**Work required**
Look through the data below and return each line where "Convert" appears.

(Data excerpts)
* start *

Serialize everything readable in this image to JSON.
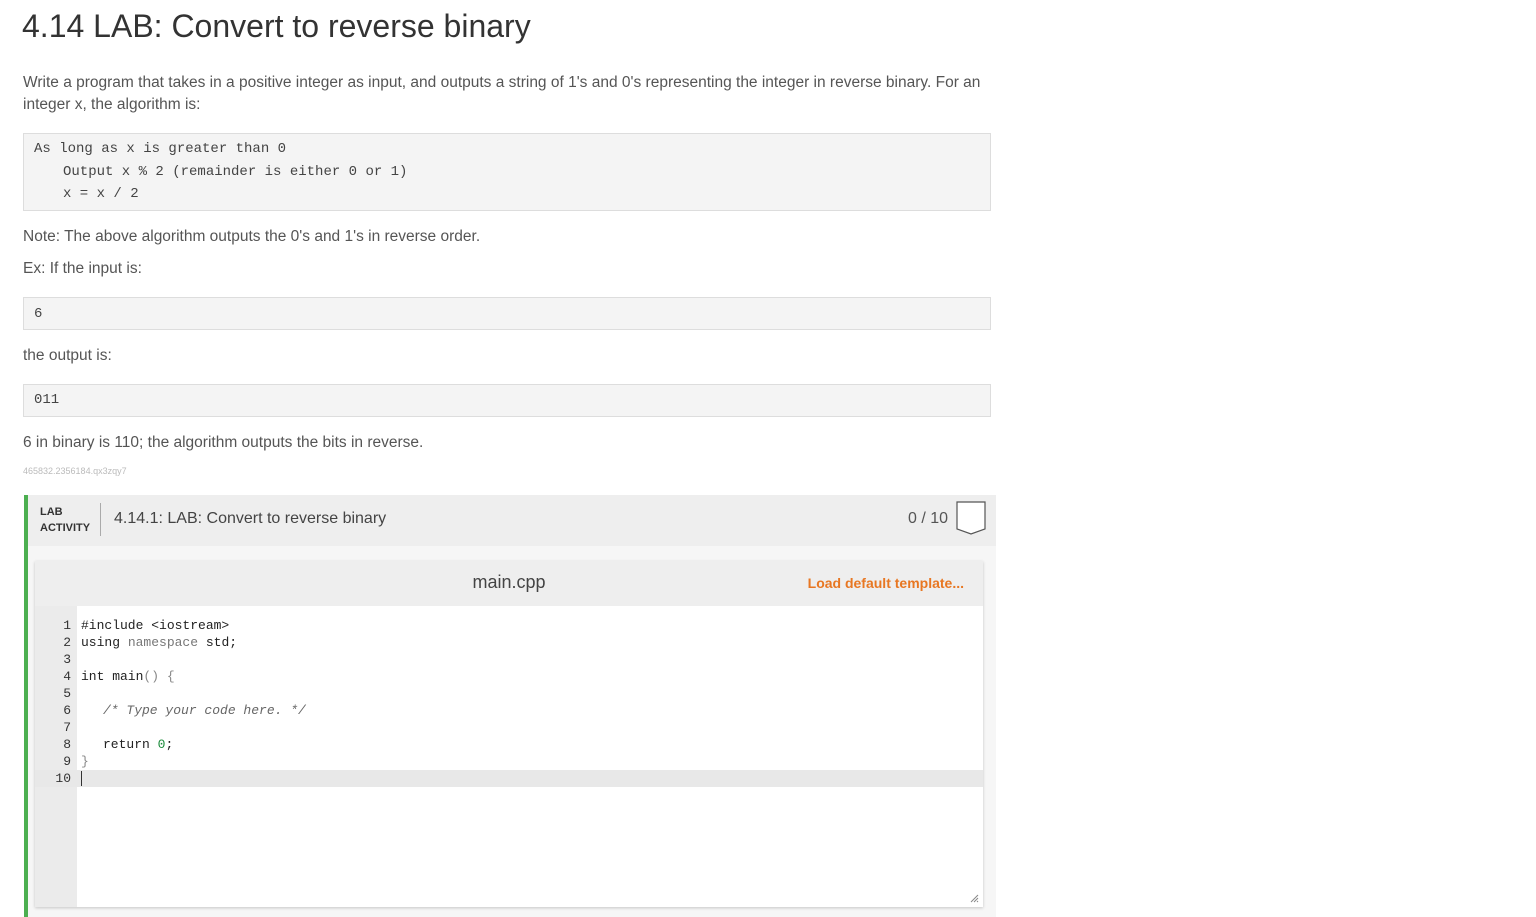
{
  "page": {
    "title": "4.14 LAB: Convert to reverse binary",
    "intro": "Write a program that takes in a positive integer as input, and outputs a string of 1's and 0's representing the integer in reverse binary. For an integer x, the algorithm is:",
    "algorithm": [
      "As long as x is greater than 0",
      "Output x % 2 (remainder is either 0 or 1)",
      "x = x / 2"
    ],
    "note": "Note: The above algorithm outputs the 0's and 1's in reverse order.",
    "ex_label": "Ex: If the input is:",
    "example_input": "6",
    "output_label": "the output is:",
    "example_output": "011",
    "explanation": "6 in binary is 110; the algorithm outputs the bits in reverse.",
    "id_tag": "465832.2356184.qx3zqy7"
  },
  "lab": {
    "tag_line1": "LAB",
    "tag_line2": "ACTIVITY",
    "title": "4.14.1: LAB: Convert to reverse binary",
    "score": "0 / 10",
    "accent_color": "#4caf50"
  },
  "editor": {
    "filename": "main.cpp",
    "load_template": "Load default template...",
    "line_numbers": [
      "1",
      "2",
      "3",
      "4",
      "5",
      "6",
      "7",
      "8",
      "9",
      "10"
    ],
    "code": {
      "l1": "#include <iostream>",
      "l2_kw": "using",
      "l2_ns": "namespace",
      "l2_rest": "std;",
      "l4_a": "int main",
      "l4_b": "() {",
      "l6": "/* Type your code here. */",
      "l8_kw": "return",
      "l8_num": "0",
      "l8_end": ";",
      "l9": "}"
    },
    "link_color": "#e87722"
  }
}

* end *

**Answer to the problem**
    "title": "4.14 LAB: Convert to reverse binary",
    "title": "4.14.1: LAB: Convert to reverse binary",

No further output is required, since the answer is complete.